Task brief
Exactly repeat the full listing that follows.

(Stored data)
>>

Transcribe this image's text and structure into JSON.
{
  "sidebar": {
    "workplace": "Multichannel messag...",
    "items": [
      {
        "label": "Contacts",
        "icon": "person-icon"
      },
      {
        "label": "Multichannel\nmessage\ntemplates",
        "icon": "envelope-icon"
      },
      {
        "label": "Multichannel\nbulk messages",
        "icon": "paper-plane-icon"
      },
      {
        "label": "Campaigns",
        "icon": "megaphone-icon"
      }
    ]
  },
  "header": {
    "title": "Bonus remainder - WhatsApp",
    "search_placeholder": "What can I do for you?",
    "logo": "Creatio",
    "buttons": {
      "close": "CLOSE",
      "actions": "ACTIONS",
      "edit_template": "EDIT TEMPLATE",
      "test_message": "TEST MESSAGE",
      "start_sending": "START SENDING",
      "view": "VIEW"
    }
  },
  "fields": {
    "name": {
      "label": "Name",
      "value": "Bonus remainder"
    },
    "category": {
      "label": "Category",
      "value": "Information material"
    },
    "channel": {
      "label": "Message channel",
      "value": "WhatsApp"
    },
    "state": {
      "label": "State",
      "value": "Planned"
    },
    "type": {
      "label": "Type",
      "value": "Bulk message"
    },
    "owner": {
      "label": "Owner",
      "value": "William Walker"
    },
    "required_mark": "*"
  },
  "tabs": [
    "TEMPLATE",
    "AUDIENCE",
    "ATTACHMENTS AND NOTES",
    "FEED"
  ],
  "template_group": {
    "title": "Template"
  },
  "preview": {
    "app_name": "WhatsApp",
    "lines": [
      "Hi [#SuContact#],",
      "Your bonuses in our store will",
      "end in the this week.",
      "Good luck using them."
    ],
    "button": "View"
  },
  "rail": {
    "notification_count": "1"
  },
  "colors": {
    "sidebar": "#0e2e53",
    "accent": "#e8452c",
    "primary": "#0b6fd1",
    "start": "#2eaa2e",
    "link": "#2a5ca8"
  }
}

<<

Right answer
Transcribe this image's text and structure into JSON.
{
  "sidebar": {
    "workplace": "Multichannel messag...",
    "items": [
      {
        "label": "Contacts",
        "icon": "person-icon"
      },
      {
        "label": "Multichannel\nmessage\ntemplates",
        "icon": "envelope-icon"
      },
      {
        "label": "Multichannel\nbulk messages",
        "icon": "paper-plane-icon"
      },
      {
        "label": "Campaigns",
        "icon": "megaphone-icon"
      }
    ]
  },
  "header": {
    "title": "Bonus remainder - WhatsApp",
    "search_placeholder": "What can I do for you?",
    "logo": "Creatio",
    "buttons": {
      "close": "CLOSE",
      "actions": "ACTIONS",
      "edit_template": "EDIT TEMPLATE",
      "test_message": "TEST MESSAGE",
      "start_sending": "START SENDING",
      "view": "VIEW"
    }
  },
  "fields": {
    "name": {
      "label": "Name",
      "value": "Bonus remainder"
    },
    "category": {
      "label": "Category",
      "value": "Information material"
    },
    "channel": {
      "label": "Message channel",
      "value": "WhatsApp"
    },
    "state": {
      "label": "State",
      "value": "Planned"
    },
    "type": {
      "label": "Type",
      "value": "Bulk message"
    },
    "owner": {
      "label": "Owner",
      "value": "William Walker"
    },
    "required_mark": "*"
  },
  "tabs": [
    "TEMPLATE",
    "AUDIENCE",
    "ATTACHMENTS AND NOTES",
    "FEED"
  ],
  "template_group": {
    "title": "Template"
  },
  "preview": {
    "app_name": "WhatsApp",
    "lines": [
      "Hi [#SuContact#],",
      "Your bonuses in our store will",
      "end in the this week.",
      "Good luck using them."
    ],
    "button": "View"
  },
  "rail": {
    "notification_count": "1"
  },
  "colors": {
    "sidebar": "#0e2e53",
    "accent": "#e8452c",
    "primary": "#0b6fd1",
    "start": "#2eaa2e",
    "link": "#2a5ca8"
  }
}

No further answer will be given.